_The exercise_
Word for word, set down the records and skip each picture.

_Data_
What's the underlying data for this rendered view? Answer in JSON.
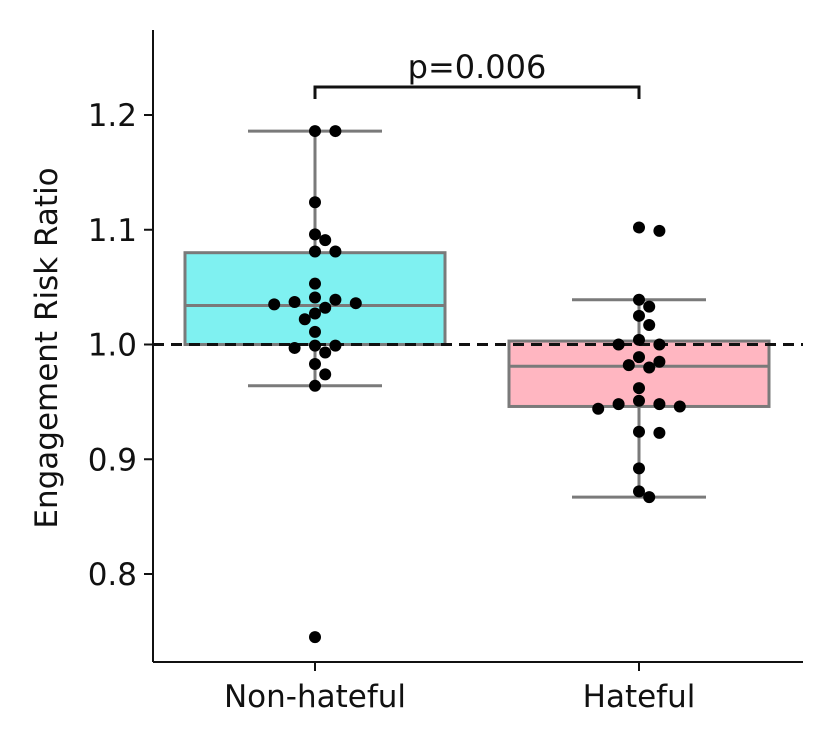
{
  "chart_data": {
    "type": "box",
    "ylabel": "Engagement Risk Ratio",
    "xlabel": "",
    "ylim": [
      0.74,
      1.275
    ],
    "yticks": [
      "0.8",
      "0.9",
      "1.0",
      "1.1",
      "1.2"
    ],
    "categories": [
      "Non-hateful",
      "Hateful"
    ],
    "reference_line": 1.0,
    "annotation": "p=0.006",
    "colors": {
      "box_0": "#7ff1f1",
      "box_1": "#ffb6c1",
      "box_edge": "#7a7a7a",
      "point": "#000000"
    },
    "boxes": [
      {
        "category": "Non-hateful",
        "q1": 1.0,
        "median": 1.034,
        "q3": 1.08,
        "whisker_low": 0.964,
        "whisker_high": 1.186,
        "points": [
          1.186,
          1.186,
          1.124,
          1.096,
          1.091,
          1.081,
          1.081,
          1.053,
          1.041,
          1.039,
          1.037,
          1.036,
          1.035,
          1.032,
          1.027,
          1.022,
          1.011,
          0.999,
          0.999,
          0.997,
          0.993,
          0.983,
          0.974,
          0.964,
          0.745
        ]
      },
      {
        "category": "Hateful",
        "q1": 0.946,
        "median": 0.981,
        "q3": 1.003,
        "whisker_low": 0.867,
        "whisker_high": 1.039,
        "points": [
          1.102,
          1.099,
          1.039,
          1.033,
          1.025,
          1.017,
          1.004,
          1.0,
          1.0,
          0.989,
          0.985,
          0.982,
          0.98,
          0.962,
          0.951,
          0.948,
          0.948,
          0.946,
          0.944,
          0.924,
          0.923,
          0.892,
          0.872,
          0.867
        ]
      }
    ]
  }
}
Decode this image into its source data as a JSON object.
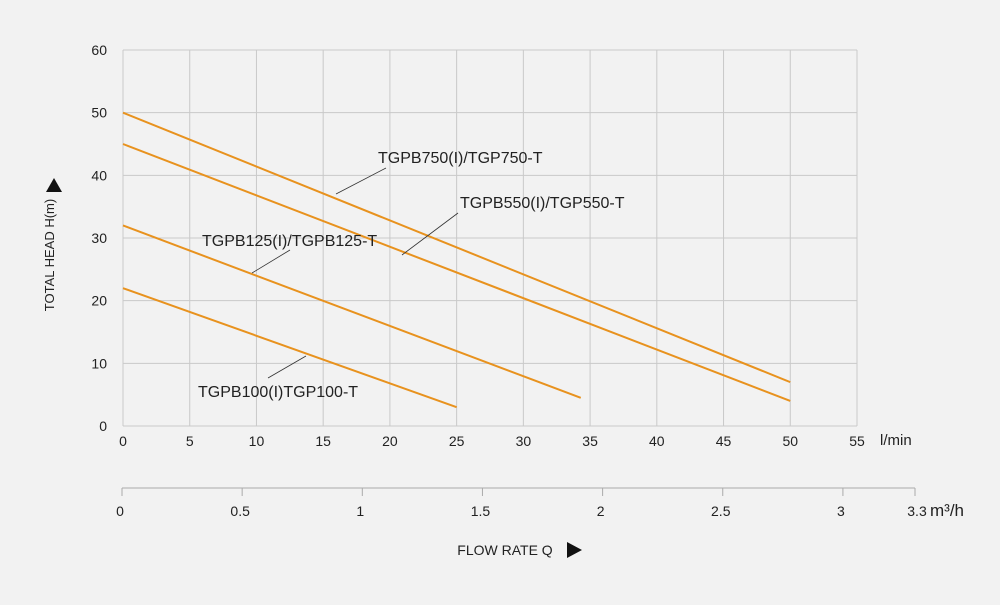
{
  "chart_data": {
    "type": "line",
    "ylabel": "TOTAL HEAD H(m)",
    "xlabel": "FLOW RATE Q",
    "x_unit": "l/min",
    "x2_unit": "m³/h",
    "xlim": [
      0,
      55
    ],
    "ylim": [
      0,
      60
    ],
    "x_ticks": [
      "0",
      "5",
      "10",
      "15",
      "20",
      "25",
      "30",
      "35",
      "40",
      "45",
      "50",
      "55"
    ],
    "y_ticks": [
      "0",
      "10",
      "20",
      "30",
      "40",
      "50",
      "60"
    ],
    "x2_ticks": [
      "0",
      "0.5",
      "1",
      "1.5",
      "2",
      "2.5",
      "3",
      "3.3"
    ],
    "x2_lim": [
      0,
      3.3
    ],
    "grid": true,
    "line_color": "#e8921e",
    "series": [
      {
        "name": "TGPB750(I)/TGP750-T",
        "x": [
          0,
          50
        ],
        "y": [
          50,
          7
        ]
      },
      {
        "name": "TGPB550(I)/TGP550-T",
        "x": [
          0,
          50
        ],
        "y": [
          45,
          4
        ]
      },
      {
        "name": "TGPB125(I)/TGPB125-T",
        "x": [
          0,
          34.3
        ],
        "y": [
          32,
          4.5
        ]
      },
      {
        "name": "TGPB100(I)TGP100-T",
        "x": [
          0,
          25
        ],
        "y": [
          22,
          3
        ]
      }
    ]
  }
}
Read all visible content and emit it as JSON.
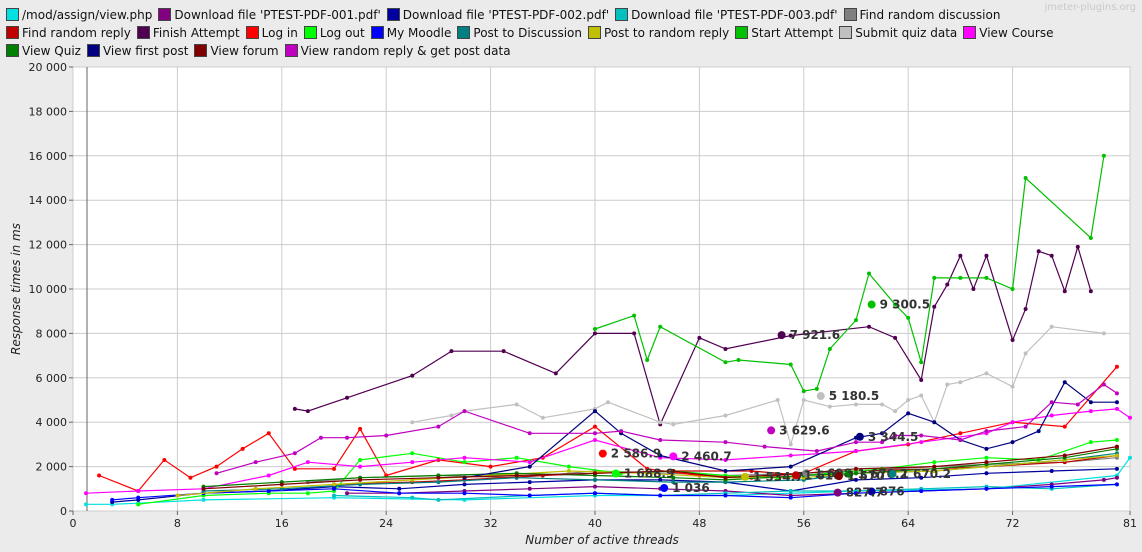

_Output of the task_
What's the underlying data for this rendered view? Answer in JSON.
{
  "chart_data": {
    "type": "box",
    "ylabel": "Engagement Risk Ratio",
    "xlabel": "",
    "ylim": [
      0.74,
      1.275
    ],
    "yticks": [
      "0.8",
      "0.9",
      "1.0",
      "1.1",
      "1.2"
    ],
    "categories": [
      "Non-hateful",
      "Hateful"
    ],
    "reference_line": 1.0,
    "annotation": "p=0.006",
    "colors": {
      "box_0": "#7ff1f1",
      "box_1": "#ffb6c1",
      "box_edge": "#7a7a7a",
      "point": "#000000"
    },
    "boxes": [
      {
        "category": "Non-hateful",
        "q1": 1.0,
        "median": 1.034,
        "q3": 1.08,
        "whisker_low": 0.964,
        "whisker_high": 1.186,
        "points": [
          1.186,
          1.186,
          1.124,
          1.096,
          1.091,
          1.081,
          1.081,
          1.053,
          1.041,
          1.039,
          1.037,
          1.036,
          1.035,
          1.032,
          1.027,
          1.022,
          1.011,
          0.999,
          0.999,
          0.997,
          0.993,
          0.983,
          0.974,
          0.964,
          0.745
        ]
      },
      {
        "category": "Hateful",
        "q1": 0.946,
        "median": 0.981,
        "q3": 1.003,
        "whisker_low": 0.867,
        "whisker_high": 1.039,
        "points": [
          1.102,
          1.099,
          1.039,
          1.033,
          1.025,
          1.017,
          1.004,
          1.0,
          1.0,
          0.989,
          0.985,
          0.982,
          0.98,
          0.962,
          0.951,
          0.948,
          0.948,
          0.946,
          0.944,
          0.924,
          0.923,
          0.892,
          0.872,
          0.867
        ]
      }
    ]
  }
}
Decode this image into its source data as a JSON object.
{
  "chart_data": {
    "type": "line",
    "ylabel": "TOTAL HEAD H(m)",
    "xlabel": "FLOW RATE Q",
    "x_unit": "l/min",
    "x2_unit": "m³/h",
    "xlim": [
      0,
      55
    ],
    "ylim": [
      0,
      60
    ],
    "x_ticks": [
      "0",
      "5",
      "10",
      "15",
      "20",
      "25",
      "30",
      "35",
      "40",
      "45",
      "50",
      "55"
    ],
    "y_ticks": [
      "0",
      "10",
      "20",
      "30",
      "40",
      "50",
      "60"
    ],
    "x2_ticks": [
      "0",
      "0.5",
      "1",
      "1.5",
      "2",
      "2.5",
      "3",
      "3.3"
    ],
    "x2_lim": [
      0,
      3.3
    ],
    "grid": true,
    "line_color": "#e8921e",
    "series": [
      {
        "name": "TGPB750(I)/TGP750-T",
        "x": [
          0,
          50
        ],
        "y": [
          50,
          7
        ]
      },
      {
        "name": "TGPB550(I)/TGP550-T",
        "x": [
          0,
          50
        ],
        "y": [
          45,
          4
        ]
      },
      {
        "name": "TGPB125(I)/TGPB125-T",
        "x": [
          0,
          34.3
        ],
        "y": [
          32,
          4.5
        ]
      },
      {
        "name": "TGPB100(I)TGP100-T",
        "x": [
          0,
          25
        ],
        "y": [
          22,
          3
        ]
      }
    ]
  }
}
Read all visible content and emit it as JSON.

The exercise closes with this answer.